[What you should do] The records below must be output exactly, without pictures.
☆ ☆ ☆ ☆ ☆ ☆ ☆
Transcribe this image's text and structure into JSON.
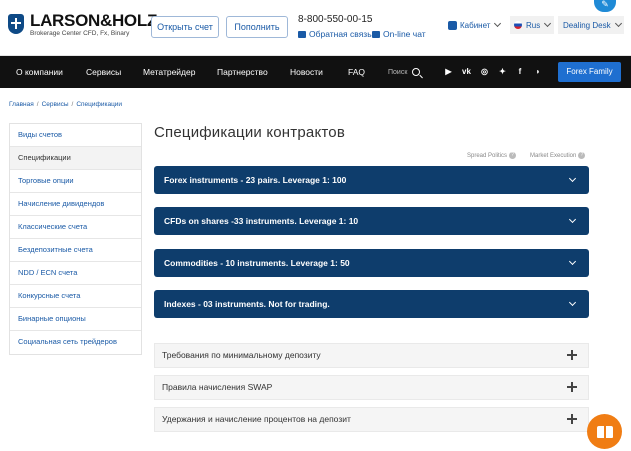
{
  "brand": {
    "name": "LARSON&HOLZ",
    "tagline": "Brokerage Center CFD, Fx, Binary"
  },
  "header": {
    "open_account": "Открыть счет",
    "fund": "Пополнить",
    "phone": "8-800-550-00-15",
    "feedback": "Обратная связь",
    "online_chat": "On-line чат",
    "cabinet": "Кабинет",
    "language": "Rus",
    "dealing_desk": "Dealing Desk"
  },
  "nav": {
    "items": [
      "О компании",
      "Сервисы",
      "Метатрейдер",
      "Партнерство",
      "Новости",
      "FAQ"
    ],
    "search_placeholder": "Поиск",
    "social": [
      "youtube-icon",
      "vk-icon",
      "instagram-icon",
      "twitter-icon",
      "facebook-icon",
      "rss-icon"
    ],
    "family_button": "Forex Family"
  },
  "breadcrumb": [
    "Главная",
    "Сервисы",
    "Спецификации"
  ],
  "sidebar": {
    "items": [
      "Виды счетов",
      "Спецификации",
      "Торговые опции",
      "Начисление дивидендов",
      "Классические счета",
      "Бездепозитные счета",
      "NDD / ECN счета",
      "Конкурсные счета",
      "Бинарные опционы",
      "Социальная сеть трейдеров"
    ],
    "active_index": 1
  },
  "main": {
    "title": "Спецификации контрактов",
    "spread_politics": "Spread Politics",
    "market_execution": "Market Execution",
    "instruments": [
      "Forex instruments - 23 pairs. Leverage 1: 100",
      "CFDs on shares -33 instruments. Leverage 1: 10",
      "Commodities - 10 instruments. Leverage 1: 50",
      "Indexes - 03 instruments. Not for trading."
    ],
    "info_sections": [
      "Требования по минимальному депозиту",
      "Правила начисления SWAP",
      "Удержания и начисление процентов на депозит"
    ]
  },
  "colors": {
    "accent": "#0e3d6c",
    "link": "#1a5aa6",
    "nav_bg": "#111111",
    "fab": "#f07d14"
  }
}
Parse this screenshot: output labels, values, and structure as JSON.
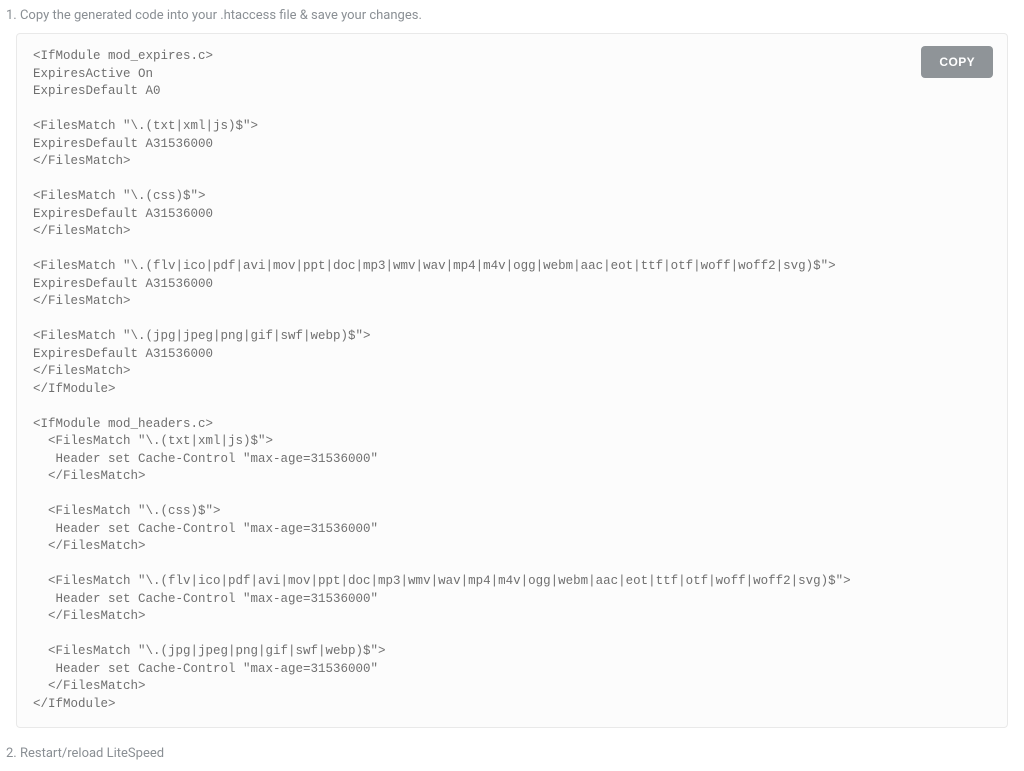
{
  "step1": {
    "label": "1. Copy the generated code into your .htaccess file & save your changes."
  },
  "copy": {
    "label": "COPY"
  },
  "code": {
    "text": "<IfModule mod_expires.c>\nExpiresActive On\nExpiresDefault A0\n\n<FilesMatch \"\\.(txt|xml|js)$\">\nExpiresDefault A31536000\n</FilesMatch>\n\n<FilesMatch \"\\.(css)$\">\nExpiresDefault A31536000\n</FilesMatch>\n\n<FilesMatch \"\\.(flv|ico|pdf|avi|mov|ppt|doc|mp3|wmv|wav|mp4|m4v|ogg|webm|aac|eot|ttf|otf|woff|woff2|svg)$\">\nExpiresDefault A31536000\n</FilesMatch>\n\n<FilesMatch \"\\.(jpg|jpeg|png|gif|swf|webp)$\">\nExpiresDefault A31536000\n</FilesMatch>\n</IfModule>\n\n<IfModule mod_headers.c>\n  <FilesMatch \"\\.(txt|xml|js)$\">\n   Header set Cache-Control \"max-age=31536000\"\n  </FilesMatch>\n\n  <FilesMatch \"\\.(css)$\">\n   Header set Cache-Control \"max-age=31536000\"\n  </FilesMatch>\n\n  <FilesMatch \"\\.(flv|ico|pdf|avi|mov|ppt|doc|mp3|wmv|wav|mp4|m4v|ogg|webm|aac|eot|ttf|otf|woff|woff2|svg)$\">\n   Header set Cache-Control \"max-age=31536000\"\n  </FilesMatch>\n\n  <FilesMatch \"\\.(jpg|jpeg|png|gif|swf|webp)$\">\n   Header set Cache-Control \"max-age=31536000\"\n  </FilesMatch>\n</IfModule>"
  },
  "step2": {
    "label": "2. Restart/reload LiteSpeed"
  }
}
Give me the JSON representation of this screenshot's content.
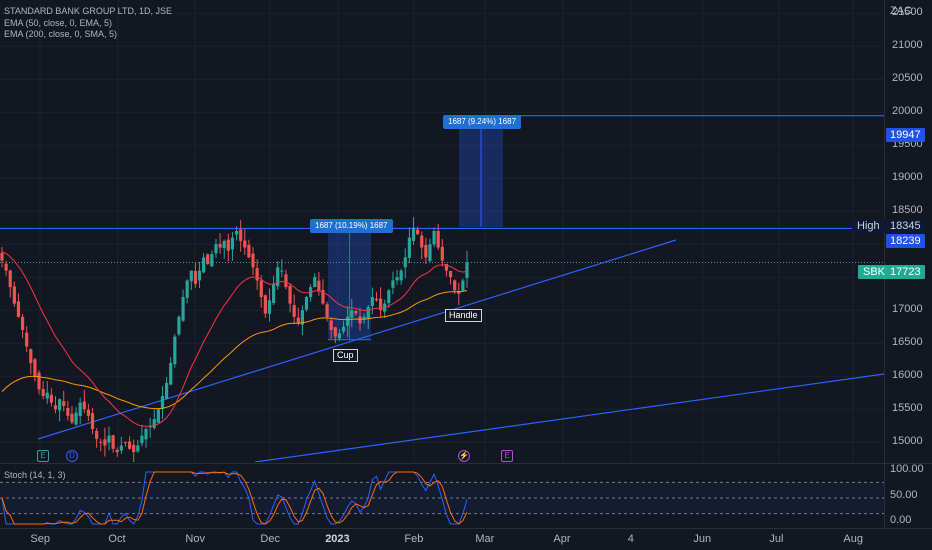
{
  "header": {
    "title": "STANDARD BANK GROUP LTD, 1D, JSE",
    "indicator1": "EMA (50, close, 0, EMA, 5)",
    "indicator2": "EMA (200, close, 0, SMA, 5)",
    "stoch": "Stoch (14, 1, 3)"
  },
  "currency": "ZAC",
  "price_axis": [
    "21500",
    "21000",
    "20500",
    "20000",
    "19500",
    "19000",
    "18500",
    "18000",
    "17500",
    "17000",
    "16500",
    "16000",
    "15500",
    "15000"
  ],
  "stoch_axis": [
    "100.00",
    "50.00",
    "0.00"
  ],
  "time_axis": [
    "Sep",
    "Oct",
    "Nov",
    "Dec",
    "2023",
    "Feb",
    "Mar",
    "Apr",
    "4",
    "Jun",
    "Jul",
    "Aug"
  ],
  "tags": {
    "target": "19947",
    "high_label": "High",
    "high_value": "18345",
    "resistance": "18239",
    "symbol": "SBK",
    "last_price": "17723"
  },
  "measures": {
    "first": "1687 (10.19%) 1687",
    "second": "1687 (9.24%) 1687"
  },
  "patterns": {
    "cup": "Cup",
    "handle": "Handle"
  },
  "events": {
    "e1": "E",
    "d": "D",
    "e2": "E",
    "e3": "E"
  },
  "colors": {
    "bg": "#131722",
    "up": "#26a69a",
    "down": "#ef5350",
    "line": "#2962ff",
    "ema50": "#f23645",
    "ema200": "#ff9800",
    "stochK": "#2962ff",
    "stochD": "#ff6d00"
  },
  "chart_data": {
    "type": "candlestick",
    "title": "STANDARD BANK GROUP LTD, 1D, JSE",
    "ylim": [
      14700,
      21700
    ],
    "price_levels": {
      "resistance": 18239,
      "target": 19947,
      "high": 18345,
      "last": 17723
    },
    "measurement_ranges": [
      {
        "label": "1687 (10.19%) 1687",
        "from": 16552,
        "to": 18239
      },
      {
        "label": "1687 (9.24%) 1687",
        "from": 18260,
        "to": 19947
      }
    ],
    "closes": [
      17750,
      17600,
      17350,
      17100,
      16900,
      16700,
      16450,
      16200,
      16000,
      15800,
      15700,
      15750,
      15600,
      15500,
      15650,
      15550,
      15400,
      15300,
      15450,
      15600,
      15500,
      15400,
      15200,
      15050,
      15000,
      14950,
      15100,
      14900,
      14850,
      14950,
      15000,
      14900,
      14850,
      14950,
      15100,
      15200,
      15250,
      15350,
      15500,
      15700,
      15900,
      16200,
      16600,
      16900,
      17200,
      17450,
      17600,
      17400,
      17600,
      17800,
      17700,
      17850,
      18000,
      17950,
      18050,
      17900,
      18100,
      18200,
      18050,
      17950,
      17800,
      17650,
      17450,
      17200,
      16950,
      17150,
      17400,
      17650,
      17600,
      17350,
      17100,
      16900,
      16800,
      17000,
      17200,
      17350,
      17500,
      17300,
      17100,
      16900,
      16700,
      16600,
      16650,
      16750,
      16900,
      17000,
      16950,
      16800,
      16900,
      17050,
      17200,
      17150,
      17000,
      17100,
      17300,
      17450,
      17500,
      17600,
      17800,
      18100,
      18250,
      18150,
      17950,
      17800,
      18000,
      18200,
      17950,
      17750,
      17600,
      17500,
      17300,
      17250,
      17450,
      17723
    ]
  }
}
☆ ☆ ☆ ☆ ☆ ☆ ☆
[Solution for this task]
Transcribe this image's text and structure into JSON.
{
  "brand": {
    "name": "LARSON&HOLZ",
    "tagline": "Brokerage Center CFD, Fx, Binary"
  },
  "header": {
    "open_account": "Открыть счет",
    "fund": "Пополнить",
    "phone": "8-800-550-00-15",
    "feedback": "Обратная связь",
    "online_chat": "On-line чат",
    "cabinet": "Кабинет",
    "language": "Rus",
    "dealing_desk": "Dealing Desk"
  },
  "nav": {
    "items": [
      "О компании",
      "Сервисы",
      "Метатрейдер",
      "Партнерство",
      "Новости",
      "FAQ"
    ],
    "search_placeholder": "Поиск",
    "social": [
      "youtube-icon",
      "vk-icon",
      "instagram-icon",
      "twitter-icon",
      "facebook-icon",
      "rss-icon"
    ],
    "family_button": "Forex Family"
  },
  "breadcrumb": [
    "Главная",
    "Сервисы",
    "Спецификации"
  ],
  "sidebar": {
    "items": [
      "Виды счетов",
      "Спецификации",
      "Торговые опции",
      "Начисление дивидендов",
      "Классические счета",
      "Бездепозитные счета",
      "NDD / ECN счета",
      "Конкурсные счета",
      "Бинарные опционы",
      "Социальная сеть трейдеров"
    ],
    "active_index": 1
  },
  "main": {
    "title": "Спецификации контрактов",
    "spread_politics": "Spread Politics",
    "market_execution": "Market Execution",
    "instruments": [
      "Forex instruments - 23 pairs. Leverage 1: 100",
      "CFDs on shares -33 instruments. Leverage 1: 10",
      "Commodities - 10 instruments. Leverage 1: 50",
      "Indexes - 03 instruments. Not for trading."
    ],
    "info_sections": [
      "Требования по минимальному депозиту",
      "Правила начисления SWAP",
      "Удержания и начисление процентов на депозит"
    ]
  },
  "colors": {
    "accent": "#0e3d6c",
    "link": "#1a5aa6",
    "nav_bg": "#111111",
    "fab": "#f07d14"
  }
}
Parse this screenshot: output labels, values, and structure as JSON.
{
  "step1": {
    "label": "1. Copy the generated code into your .htaccess file & save your changes."
  },
  "copy": {
    "label": "COPY"
  },
  "code": {
    "text": "<IfModule mod_expires.c>\nExpiresActive On\nExpiresDefault A0\n\n<FilesMatch \"\\.(txt|xml|js)$\">\nExpiresDefault A31536000\n</FilesMatch>\n\n<FilesMatch \"\\.(css)$\">\nExpiresDefault A31536000\n</FilesMatch>\n\n<FilesMatch \"\\.(flv|ico|pdf|avi|mov|ppt|doc|mp3|wmv|wav|mp4|m4v|ogg|webm|aac|eot|ttf|otf|woff|woff2|svg)$\">\nExpiresDefault A31536000\n</FilesMatch>\n\n<FilesMatch \"\\.(jpg|jpeg|png|gif|swf|webp)$\">\nExpiresDefault A31536000\n</FilesMatch>\n</IfModule>\n\n<IfModule mod_headers.c>\n  <FilesMatch \"\\.(txt|xml|js)$\">\n   Header set Cache-Control \"max-age=31536000\"\n  </FilesMatch>\n\n  <FilesMatch \"\\.(css)$\">\n   Header set Cache-Control \"max-age=31536000\"\n  </FilesMatch>\n\n  <FilesMatch \"\\.(flv|ico|pdf|avi|mov|ppt|doc|mp3|wmv|wav|mp4|m4v|ogg|webm|aac|eot|ttf|otf|woff|woff2|svg)$\">\n   Header set Cache-Control \"max-age=31536000\"\n  </FilesMatch>\n\n  <FilesMatch \"\\.(jpg|jpeg|png|gif|swf|webp)$\">\n   Header set Cache-Control \"max-age=31536000\"\n  </FilesMatch>\n</IfModule>"
  },
  "step2": {
    "label": "2. Restart/reload LiteSpeed"
  }
}
Give me the JSON representation of this screenshot's content.
{
  "header": {
    "title": "STANDARD BANK GROUP LTD, 1D, JSE",
    "indicator1": "EMA (50, close, 0, EMA, 5)",
    "indicator2": "EMA (200, close, 0, SMA, 5)",
    "stoch": "Stoch (14, 1, 3)"
  },
  "currency": "ZAC",
  "price_axis": [
    "21500",
    "21000",
    "20500",
    "20000",
    "19500",
    "19000",
    "18500",
    "18000",
    "17500",
    "17000",
    "16500",
    "16000",
    "15500",
    "15000"
  ],
  "stoch_axis": [
    "100.00",
    "50.00",
    "0.00"
  ],
  "time_axis": [
    "Sep",
    "Oct",
    "Nov",
    "Dec",
    "2023",
    "Feb",
    "Mar",
    "Apr",
    "4",
    "Jun",
    "Jul",
    "Aug"
  ],
  "tags": {
    "target": "19947",
    "high_label": "High",
    "high_value": "18345",
    "resistance": "18239",
    "symbol": "SBK",
    "last_price": "17723"
  },
  "measures": {
    "first": "1687 (10.19%) 1687",
    "second": "1687 (9.24%) 1687"
  },
  "patterns": {
    "cup": "Cup",
    "handle": "Handle"
  },
  "events": {
    "e1": "E",
    "d": "D",
    "e2": "E",
    "e3": "E"
  },
  "colors": {
    "bg": "#131722",
    "up": "#26a69a",
    "down": "#ef5350",
    "line": "#2962ff",
    "ema50": "#f23645",
    "ema200": "#ff9800",
    "stochK": "#2962ff",
    "stochD": "#ff6d00"
  },
  "chart_data": {
    "type": "candlestick",
    "title": "STANDARD BANK GROUP LTD, 1D, JSE",
    "ylim": [
      14700,
      21700
    ],
    "price_levels": {
      "resistance": 18239,
      "target": 19947,
      "high": 18345,
      "last": 17723
    },
    "measurement_ranges": [
      {
        "label": "1687 (10.19%) 1687",
        "from": 16552,
        "to": 18239
      },
      {
        "label": "1687 (9.24%) 1687",
        "from": 18260,
        "to": 19947
      }
    ],
    "closes": [
      17750,
      17600,
      17350,
      17100,
      16900,
      16700,
      16450,
      16200,
      16000,
      15800,
      15700,
      15750,
      15600,
      15500,
      15650,
      15550,
      15400,
      15300,
      15450,
      15600,
      15500,
      15400,
      15200,
      15050,
      15000,
      14950,
      15100,
      14900,
      14850,
      14950,
      15000,
      14900,
      14850,
      14950,
      15100,
      15200,
      15250,
      15350,
      15500,
      15700,
      15900,
      16200,
      16600,
      16900,
      17200,
      17450,
      17600,
      17400,
      17600,
      17800,
      17700,
      17850,
      18000,
      17950,
      18050,
      17900,
      18100,
      18200,
      18050,
      17950,
      17800,
      17650,
      17450,
      17200,
      16950,
      17150,
      17400,
      17650,
      17600,
      17350,
      17100,
      16900,
      16800,
      17000,
      17200,
      17350,
      17500,
      17300,
      17100,
      16900,
      16700,
      16600,
      16650,
      16750,
      16900,
      17000,
      16950,
      16800,
      16900,
      17050,
      17200,
      17150,
      17000,
      17100,
      17300,
      17450,
      17500,
      17600,
      17800,
      18100,
      18250,
      18150,
      17950,
      17800,
      18000,
      18200,
      17950,
      17750,
      17600,
      17500,
      17300,
      17250,
      17450,
      17723
    ]
  }
}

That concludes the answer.